**Extracted data**

============================================================

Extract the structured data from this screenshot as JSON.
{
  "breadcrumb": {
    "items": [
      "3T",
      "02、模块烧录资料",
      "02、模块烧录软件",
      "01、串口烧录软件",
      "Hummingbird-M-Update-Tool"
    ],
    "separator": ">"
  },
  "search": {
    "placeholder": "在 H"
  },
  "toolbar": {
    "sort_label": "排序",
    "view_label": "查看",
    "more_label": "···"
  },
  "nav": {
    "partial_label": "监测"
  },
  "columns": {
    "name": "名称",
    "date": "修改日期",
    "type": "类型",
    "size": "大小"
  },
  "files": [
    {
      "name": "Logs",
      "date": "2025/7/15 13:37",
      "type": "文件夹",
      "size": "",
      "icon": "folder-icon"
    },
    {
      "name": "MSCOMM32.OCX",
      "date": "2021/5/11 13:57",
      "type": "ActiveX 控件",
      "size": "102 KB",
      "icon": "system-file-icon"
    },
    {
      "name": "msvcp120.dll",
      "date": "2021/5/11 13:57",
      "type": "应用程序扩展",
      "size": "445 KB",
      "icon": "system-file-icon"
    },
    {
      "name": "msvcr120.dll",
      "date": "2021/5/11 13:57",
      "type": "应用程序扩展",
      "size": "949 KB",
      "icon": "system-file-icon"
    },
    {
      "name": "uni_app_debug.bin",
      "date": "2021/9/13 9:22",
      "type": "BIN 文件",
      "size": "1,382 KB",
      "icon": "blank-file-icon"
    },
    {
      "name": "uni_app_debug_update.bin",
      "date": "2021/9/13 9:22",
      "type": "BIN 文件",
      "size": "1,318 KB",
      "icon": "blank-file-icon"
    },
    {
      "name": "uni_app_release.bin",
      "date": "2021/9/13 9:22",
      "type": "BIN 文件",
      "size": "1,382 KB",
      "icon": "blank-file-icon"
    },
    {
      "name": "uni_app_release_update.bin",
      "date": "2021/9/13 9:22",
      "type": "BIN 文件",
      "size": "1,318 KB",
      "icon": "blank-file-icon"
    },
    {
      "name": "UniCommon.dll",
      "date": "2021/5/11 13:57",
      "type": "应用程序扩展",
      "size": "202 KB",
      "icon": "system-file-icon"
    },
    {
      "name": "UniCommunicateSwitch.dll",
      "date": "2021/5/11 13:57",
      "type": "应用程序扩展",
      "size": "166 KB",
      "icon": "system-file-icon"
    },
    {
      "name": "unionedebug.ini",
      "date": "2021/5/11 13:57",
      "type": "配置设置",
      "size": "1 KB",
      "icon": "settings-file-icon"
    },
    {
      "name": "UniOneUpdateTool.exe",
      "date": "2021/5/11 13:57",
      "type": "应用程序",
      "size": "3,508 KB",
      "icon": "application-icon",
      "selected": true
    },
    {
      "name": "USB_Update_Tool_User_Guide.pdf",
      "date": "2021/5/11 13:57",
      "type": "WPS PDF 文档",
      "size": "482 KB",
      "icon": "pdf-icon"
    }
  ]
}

============================================================

**Prompt**
Copy out the full material exactly as it appears.

**Result for this exercise**
Extract the structured data from this screenshot as JSON.
{
  "breadcrumb": {
    "items": [
      "3T",
      "02、模块烧录资料",
      "02、模块烧录软件",
      "01、串口烧录软件",
      "Hummingbird-M-Update-Tool"
    ],
    "separator": ">"
  },
  "search": {
    "placeholder": "在 H"
  },
  "toolbar": {
    "sort_label": "排序",
    "view_label": "查看",
    "more_label": "···"
  },
  "nav": {
    "partial_label": "监测"
  },
  "columns": {
    "name": "名称",
    "date": "修改日期",
    "type": "类型",
    "size": "大小"
  },
  "files": [
    {
      "name": "Logs",
      "date": "2025/7/15 13:37",
      "type": "文件夹",
      "size": "",
      "icon": "folder-icon"
    },
    {
      "name": "MSCOMM32.OCX",
      "date": "2021/5/11 13:57",
      "type": "ActiveX 控件",
      "size": "102 KB",
      "icon": "system-file-icon"
    },
    {
      "name": "msvcp120.dll",
      "date": "2021/5/11 13:57",
      "type": "应用程序扩展",
      "size": "445 KB",
      "icon": "system-file-icon"
    },
    {
      "name": "msvcr120.dll",
      "date": "2021/5/11 13:57",
      "type": "应用程序扩展",
      "size": "949 KB",
      "icon": "system-file-icon"
    },
    {
      "name": "uni_app_debug.bin",
      "date": "2021/9/13 9:22",
      "type": "BIN 文件",
      "size": "1,382 KB",
      "icon": "blank-file-icon"
    },
    {
      "name": "uni_app_debug_update.bin",
      "date": "2021/9/13 9:22",
      "type": "BIN 文件",
      "size": "1,318 KB",
      "icon": "blank-file-icon"
    },
    {
      "name": "uni_app_release.bin",
      "date": "2021/9/13 9:22",
      "type": "BIN 文件",
      "size": "1,382 KB",
      "icon": "blank-file-icon"
    },
    {
      "name": "uni_app_release_update.bin",
      "date": "2021/9/13 9:22",
      "type": "BIN 文件",
      "size": "1,318 KB",
      "icon": "blank-file-icon"
    },
    {
      "name": "UniCommon.dll",
      "date": "2021/5/11 13:57",
      "type": "应用程序扩展",
      "size": "202 KB",
      "icon": "system-file-icon"
    },
    {
      "name": "UniCommunicateSwitch.dll",
      "date": "2021/5/11 13:57",
      "type": "应用程序扩展",
      "size": "166 KB",
      "icon": "system-file-icon"
    },
    {
      "name": "unionedebug.ini",
      "date": "2021/5/11 13:57",
      "type": "配置设置",
      "size": "1 KB",
      "icon": "settings-file-icon"
    },
    {
      "name": "UniOneUpdateTool.exe",
      "date": "2021/5/11 13:57",
      "type": "应用程序",
      "size": "3,508 KB",
      "icon": "application-icon",
      "selected": true
    },
    {
      "name": "USB_Update_Tool_User_Guide.pdf",
      "date": "2021/5/11 13:57",
      "type": "WPS PDF 文档",
      "size": "482 KB",
      "icon": "pdf-icon"
    }
  ]
}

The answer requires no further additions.